Element location listings:
┏━━
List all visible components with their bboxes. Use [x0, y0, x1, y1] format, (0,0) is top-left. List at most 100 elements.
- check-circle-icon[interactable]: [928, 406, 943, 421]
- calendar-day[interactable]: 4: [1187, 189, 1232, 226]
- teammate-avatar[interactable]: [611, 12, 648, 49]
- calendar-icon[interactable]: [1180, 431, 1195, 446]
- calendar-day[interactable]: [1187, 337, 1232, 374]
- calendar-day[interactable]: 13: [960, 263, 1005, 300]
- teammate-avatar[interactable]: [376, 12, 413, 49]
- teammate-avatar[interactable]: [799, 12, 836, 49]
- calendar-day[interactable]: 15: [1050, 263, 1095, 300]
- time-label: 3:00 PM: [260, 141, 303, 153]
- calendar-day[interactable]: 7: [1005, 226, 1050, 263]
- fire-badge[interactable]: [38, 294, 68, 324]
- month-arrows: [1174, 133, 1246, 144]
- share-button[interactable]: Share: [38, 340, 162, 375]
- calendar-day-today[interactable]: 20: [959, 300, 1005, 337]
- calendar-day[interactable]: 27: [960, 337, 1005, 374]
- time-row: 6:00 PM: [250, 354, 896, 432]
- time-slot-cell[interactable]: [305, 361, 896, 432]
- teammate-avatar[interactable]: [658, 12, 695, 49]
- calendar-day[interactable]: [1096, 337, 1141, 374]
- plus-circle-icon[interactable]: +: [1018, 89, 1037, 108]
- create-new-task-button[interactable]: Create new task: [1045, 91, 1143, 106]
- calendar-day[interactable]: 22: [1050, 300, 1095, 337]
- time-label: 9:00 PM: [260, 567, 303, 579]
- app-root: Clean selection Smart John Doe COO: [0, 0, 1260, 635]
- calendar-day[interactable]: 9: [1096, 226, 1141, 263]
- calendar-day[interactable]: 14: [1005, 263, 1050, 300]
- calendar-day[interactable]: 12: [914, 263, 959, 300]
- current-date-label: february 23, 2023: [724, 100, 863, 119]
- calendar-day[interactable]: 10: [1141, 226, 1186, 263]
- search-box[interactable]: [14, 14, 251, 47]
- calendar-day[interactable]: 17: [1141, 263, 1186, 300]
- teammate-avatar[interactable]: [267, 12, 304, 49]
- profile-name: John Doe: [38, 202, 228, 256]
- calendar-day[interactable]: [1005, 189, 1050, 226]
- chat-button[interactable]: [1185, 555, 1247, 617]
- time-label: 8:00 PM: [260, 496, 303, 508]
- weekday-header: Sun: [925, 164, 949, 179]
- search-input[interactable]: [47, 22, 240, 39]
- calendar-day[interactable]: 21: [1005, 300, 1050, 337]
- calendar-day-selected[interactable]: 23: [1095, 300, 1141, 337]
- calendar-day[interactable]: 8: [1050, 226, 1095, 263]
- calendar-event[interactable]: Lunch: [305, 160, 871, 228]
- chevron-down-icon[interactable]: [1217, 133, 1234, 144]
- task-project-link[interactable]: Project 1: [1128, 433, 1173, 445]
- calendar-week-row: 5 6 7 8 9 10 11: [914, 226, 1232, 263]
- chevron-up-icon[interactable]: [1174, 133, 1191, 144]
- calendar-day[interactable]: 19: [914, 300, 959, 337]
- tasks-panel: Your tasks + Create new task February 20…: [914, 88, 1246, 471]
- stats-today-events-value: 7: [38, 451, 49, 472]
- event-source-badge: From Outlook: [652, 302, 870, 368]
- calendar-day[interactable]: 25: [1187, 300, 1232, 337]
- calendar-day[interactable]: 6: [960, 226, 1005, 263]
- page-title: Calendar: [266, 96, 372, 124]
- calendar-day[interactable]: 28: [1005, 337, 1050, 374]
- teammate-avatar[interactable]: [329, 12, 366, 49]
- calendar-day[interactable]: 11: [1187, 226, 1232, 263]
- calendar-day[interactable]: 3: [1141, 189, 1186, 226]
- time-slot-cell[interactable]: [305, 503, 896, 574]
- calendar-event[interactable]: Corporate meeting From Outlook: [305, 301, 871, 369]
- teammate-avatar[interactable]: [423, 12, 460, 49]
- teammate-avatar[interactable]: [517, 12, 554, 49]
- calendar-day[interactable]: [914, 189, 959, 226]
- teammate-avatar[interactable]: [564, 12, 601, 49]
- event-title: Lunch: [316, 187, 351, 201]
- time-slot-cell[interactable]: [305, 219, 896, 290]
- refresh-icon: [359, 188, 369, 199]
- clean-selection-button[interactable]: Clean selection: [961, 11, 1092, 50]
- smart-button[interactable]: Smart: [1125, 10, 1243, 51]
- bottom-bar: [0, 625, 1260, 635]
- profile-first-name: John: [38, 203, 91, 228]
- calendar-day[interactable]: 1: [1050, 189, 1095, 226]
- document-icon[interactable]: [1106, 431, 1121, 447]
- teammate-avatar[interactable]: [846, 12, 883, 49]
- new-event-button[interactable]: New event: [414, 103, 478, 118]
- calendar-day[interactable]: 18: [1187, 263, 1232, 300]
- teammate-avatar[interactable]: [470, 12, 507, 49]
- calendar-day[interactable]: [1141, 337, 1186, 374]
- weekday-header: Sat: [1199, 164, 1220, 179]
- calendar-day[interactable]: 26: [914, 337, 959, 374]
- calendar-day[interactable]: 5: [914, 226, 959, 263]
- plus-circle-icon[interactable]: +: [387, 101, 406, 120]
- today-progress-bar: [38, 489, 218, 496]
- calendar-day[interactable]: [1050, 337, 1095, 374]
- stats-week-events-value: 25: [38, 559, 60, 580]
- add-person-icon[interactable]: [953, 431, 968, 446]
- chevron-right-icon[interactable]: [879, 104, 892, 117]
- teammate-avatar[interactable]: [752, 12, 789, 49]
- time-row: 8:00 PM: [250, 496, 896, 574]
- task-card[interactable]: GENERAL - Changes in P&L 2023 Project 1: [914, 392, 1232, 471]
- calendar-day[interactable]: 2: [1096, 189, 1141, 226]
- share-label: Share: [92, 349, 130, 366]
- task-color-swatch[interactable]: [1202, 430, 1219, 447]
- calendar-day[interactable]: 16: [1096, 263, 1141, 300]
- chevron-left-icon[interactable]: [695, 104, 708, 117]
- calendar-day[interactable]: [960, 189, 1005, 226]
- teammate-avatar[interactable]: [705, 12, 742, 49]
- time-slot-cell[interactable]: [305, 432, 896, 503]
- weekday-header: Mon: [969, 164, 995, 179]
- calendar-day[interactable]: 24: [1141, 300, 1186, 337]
┗━━
EXERCISE INSTRUCTIONS: Duplicate every line of the rows above without any changes.

RIGHT ANSWER:
List all visible components with their bboxes. Use [x0, y0, x1, y1] format, (0,0) is top-left. List at most 100 elements.
- check-circle-icon[interactable]: [928, 406, 943, 421]
- calendar-day[interactable]: 4: [1187, 189, 1232, 226]
- teammate-avatar[interactable]: [611, 12, 648, 49]
- calendar-icon[interactable]: [1180, 431, 1195, 446]
- calendar-day[interactable]: [1187, 337, 1232, 374]
- calendar-day[interactable]: 13: [960, 263, 1005, 300]
- teammate-avatar[interactable]: [376, 12, 413, 49]
- teammate-avatar[interactable]: [799, 12, 836, 49]
- calendar-day[interactable]: 15: [1050, 263, 1095, 300]
- time-label: 3:00 PM: [260, 141, 303, 153]
- calendar-day[interactable]: 7: [1005, 226, 1050, 263]
- fire-badge[interactable]: [38, 294, 68, 324]
- month-arrows: [1174, 133, 1246, 144]
- share-button[interactable]: Share: [38, 340, 162, 375]
- calendar-day-today[interactable]: 20: [959, 300, 1005, 337]
- calendar-day[interactable]: 27: [960, 337, 1005, 374]
- time-row: 6:00 PM: [250, 354, 896, 432]
- time-slot-cell[interactable]: [305, 361, 896, 432]
- teammate-avatar[interactable]: [658, 12, 695, 49]
- calendar-day[interactable]: [1096, 337, 1141, 374]
- plus-circle-icon[interactable]: +: [1018, 89, 1037, 108]
- create-new-task-button[interactable]: Create new task: [1045, 91, 1143, 106]
- calendar-day[interactable]: 22: [1050, 300, 1095, 337]
- time-label: 9:00 PM: [260, 567, 303, 579]
- app-root: Clean selection Smart John Doe COO: [0, 0, 1260, 635]
- calendar-day[interactable]: 9: [1096, 226, 1141, 263]
- calendar-day[interactable]: 14: [1005, 263, 1050, 300]
- calendar-day[interactable]: 12: [914, 263, 959, 300]
- current-date-label: february 23, 2023: [724, 100, 863, 119]
- calendar-day[interactable]: 10: [1141, 226, 1186, 263]
- search-box[interactable]: [14, 14, 251, 47]
- calendar-day[interactable]: 17: [1141, 263, 1186, 300]
- teammate-avatar[interactable]: [267, 12, 304, 49]
- profile-name: John Doe: [38, 202, 228, 256]
- calendar-day[interactable]: [1005, 189, 1050, 226]
- chat-button[interactable]: [1185, 555, 1247, 617]
- time-label: 8:00 PM: [260, 496, 303, 508]
- weekday-header: Sun: [925, 164, 949, 179]
- search-input[interactable]: [47, 22, 240, 39]
- calendar-day[interactable]: 21: [1005, 300, 1050, 337]
- calendar-day-selected[interactable]: 23: [1095, 300, 1141, 337]
- calendar-day[interactable]: 8: [1050, 226, 1095, 263]
- calendar-event[interactable]: Lunch: [305, 160, 871, 228]
- chevron-down-icon[interactable]: [1217, 133, 1234, 144]
- task-project-link[interactable]: Project 1: [1128, 433, 1173, 445]
- calendar-week-row: 5 6 7 8 9 10 11: [914, 226, 1232, 263]
- chevron-up-icon[interactable]: [1174, 133, 1191, 144]
- calendar-day[interactable]: 19: [914, 300, 959, 337]
- tasks-panel: Your tasks + Create new task February 20…: [914, 88, 1246, 471]
- stats-today-events-value: 7: [38, 451, 49, 472]
- event-source-badge: From Outlook: [652, 302, 870, 368]
- calendar-day[interactable]: 25: [1187, 300, 1232, 337]
- calendar-day[interactable]: 6: [960, 226, 1005, 263]
- page-title: Calendar: [266, 96, 372, 124]
- calendar-day[interactable]: 28: [1005, 337, 1050, 374]
- teammate-avatar[interactable]: [329, 12, 366, 49]
- calendar-day[interactable]: 11: [1187, 226, 1232, 263]
- calendar-day[interactable]: 3: [1141, 189, 1186, 226]
- time-slot-cell[interactable]: [305, 503, 896, 574]
- calendar-event[interactable]: Corporate meeting From Outlook: [305, 301, 871, 369]
- teammate-avatar[interactable]: [423, 12, 460, 49]
- teammate-avatar[interactable]: [517, 12, 554, 49]
- calendar-day[interactable]: [914, 189, 959, 226]
- teammate-avatar[interactable]: [564, 12, 601, 49]
- event-title: Lunch: [316, 187, 351, 201]
- time-slot-cell[interactable]: [305, 219, 896, 290]
- refresh-icon: [359, 188, 369, 199]
- clean-selection-button[interactable]: Clean selection: [961, 11, 1092, 50]
- smart-button[interactable]: Smart: [1125, 10, 1243, 51]
- bottom-bar: [0, 625, 1260, 635]
- profile-first-name: John: [38, 203, 91, 228]
- calendar-day[interactable]: 1: [1050, 189, 1095, 226]
- document-icon[interactable]: [1106, 431, 1121, 447]
- teammate-avatar[interactable]: [846, 12, 883, 49]
- new-event-button[interactable]: New event: [414, 103, 478, 118]
- calendar-day[interactable]: 18: [1187, 263, 1232, 300]
- teammate-avatar[interactable]: [470, 12, 507, 49]
- calendar-day[interactable]: [1141, 337, 1186, 374]
- weekday-header: Sat: [1199, 164, 1220, 179]
- calendar-day[interactable]: 26: [914, 337, 959, 374]
- calendar-day[interactable]: 5: [914, 226, 959, 263]
- plus-circle-icon[interactable]: +: [387, 101, 406, 120]
- today-progress-bar: [38, 489, 218, 496]
- calendar-day[interactable]: [1050, 337, 1095, 374]
- stats-week-events-value: 25: [38, 559, 60, 580]
- add-person-icon[interactable]: [953, 431, 968, 446]
- chevron-right-icon[interactable]: [879, 104, 892, 117]
- teammate-avatar[interactable]: [752, 12, 789, 49]
- time-row: 8:00 PM: [250, 496, 896, 574]
- task-card[interactable]: GENERAL - Changes in P&L 2023 Project 1: [914, 392, 1232, 471]
- calendar-day[interactable]: 2: [1096, 189, 1141, 226]
- share-label: Share: [92, 349, 130, 366]
- task-color-swatch[interactable]: [1202, 430, 1219, 447]
- calendar-day[interactable]: 16: [1096, 263, 1141, 300]
- chevron-left-icon[interactable]: [695, 104, 708, 117]
- calendar-day[interactable]: [960, 189, 1005, 226]
- teammate-avatar[interactable]: [705, 12, 742, 49]
- time-slot-cell[interactable]: [305, 432, 896, 503]
- weekday-header: Mon: [969, 164, 995, 179]
- calendar-day[interactable]: 24: [1141, 300, 1186, 337]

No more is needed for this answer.